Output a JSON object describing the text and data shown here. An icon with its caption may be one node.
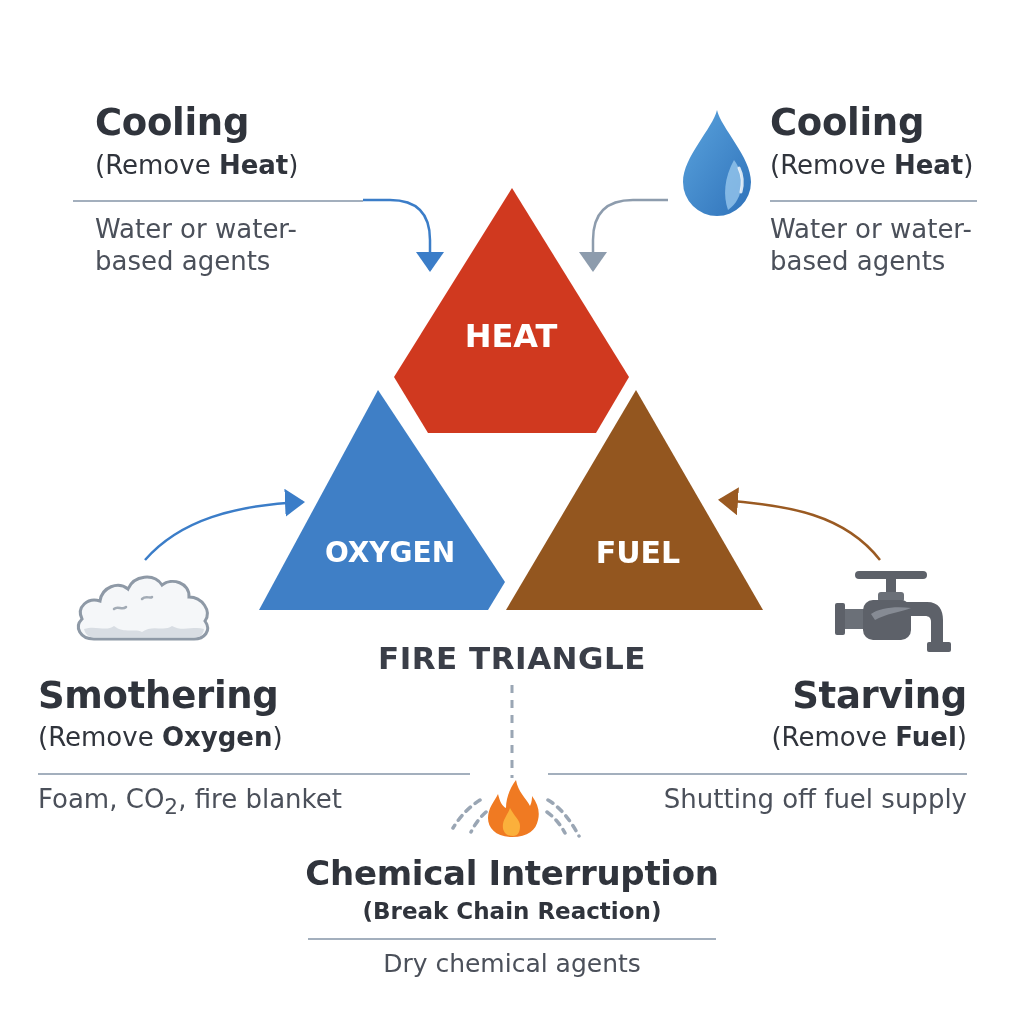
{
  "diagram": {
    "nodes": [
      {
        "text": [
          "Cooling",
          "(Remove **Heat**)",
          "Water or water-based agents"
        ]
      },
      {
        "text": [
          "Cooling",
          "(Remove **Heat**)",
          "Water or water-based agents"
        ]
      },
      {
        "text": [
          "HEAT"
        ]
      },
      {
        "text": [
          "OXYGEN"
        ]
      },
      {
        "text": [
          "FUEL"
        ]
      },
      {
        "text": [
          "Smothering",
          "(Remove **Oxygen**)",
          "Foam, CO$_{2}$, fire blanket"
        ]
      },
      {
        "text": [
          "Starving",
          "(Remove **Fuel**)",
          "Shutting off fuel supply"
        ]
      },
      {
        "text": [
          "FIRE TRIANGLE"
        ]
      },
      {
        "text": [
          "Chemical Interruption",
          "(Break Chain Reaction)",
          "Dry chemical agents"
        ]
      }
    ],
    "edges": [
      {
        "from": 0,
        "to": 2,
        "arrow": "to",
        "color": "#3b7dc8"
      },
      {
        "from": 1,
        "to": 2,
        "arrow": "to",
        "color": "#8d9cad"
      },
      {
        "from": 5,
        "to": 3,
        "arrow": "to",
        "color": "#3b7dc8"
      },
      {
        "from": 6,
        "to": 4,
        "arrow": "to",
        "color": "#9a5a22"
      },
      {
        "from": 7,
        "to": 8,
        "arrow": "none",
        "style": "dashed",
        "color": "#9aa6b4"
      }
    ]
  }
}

:: Instructions for the task ::
Do not include images; quote all of the entries above exactly.

:: Exercise answer ::
Output a JSON object describing the text and data shown here. An icon with its caption may be one node.
{
  "diagram": {
    "nodes": [
      {
        "text": [
          "Cooling",
          "(Remove **Heat**)",
          "Water or water-based agents"
        ]
      },
      {
        "text": [
          "Cooling",
          "(Remove **Heat**)",
          "Water or water-based agents"
        ]
      },
      {
        "text": [
          "HEAT"
        ]
      },
      {
        "text": [
          "OXYGEN"
        ]
      },
      {
        "text": [
          "FUEL"
        ]
      },
      {
        "text": [
          "Smothering",
          "(Remove **Oxygen**)",
          "Foam, CO$_{2}$, fire blanket"
        ]
      },
      {
        "text": [
          "Starving",
          "(Remove **Fuel**)",
          "Shutting off fuel supply"
        ]
      },
      {
        "text": [
          "FIRE TRIANGLE"
        ]
      },
      {
        "text": [
          "Chemical Interruption",
          "(Break Chain Reaction)",
          "Dry chemical agents"
        ]
      }
    ],
    "edges": [
      {
        "from": 0,
        "to": 2,
        "arrow": "to",
        "color": "#3b7dc8"
      },
      {
        "from": 1,
        "to": 2,
        "arrow": "to",
        "color": "#8d9cad"
      },
      {
        "from": 5,
        "to": 3,
        "arrow": "to",
        "color": "#3b7dc8"
      },
      {
        "from": 6,
        "to": 4,
        "arrow": "to",
        "color": "#9a5a22"
      },
      {
        "from": 7,
        "to": 8,
        "arrow": "none",
        "style": "dashed",
        "color": "#9aa6b4"
      }
    ]
  }
}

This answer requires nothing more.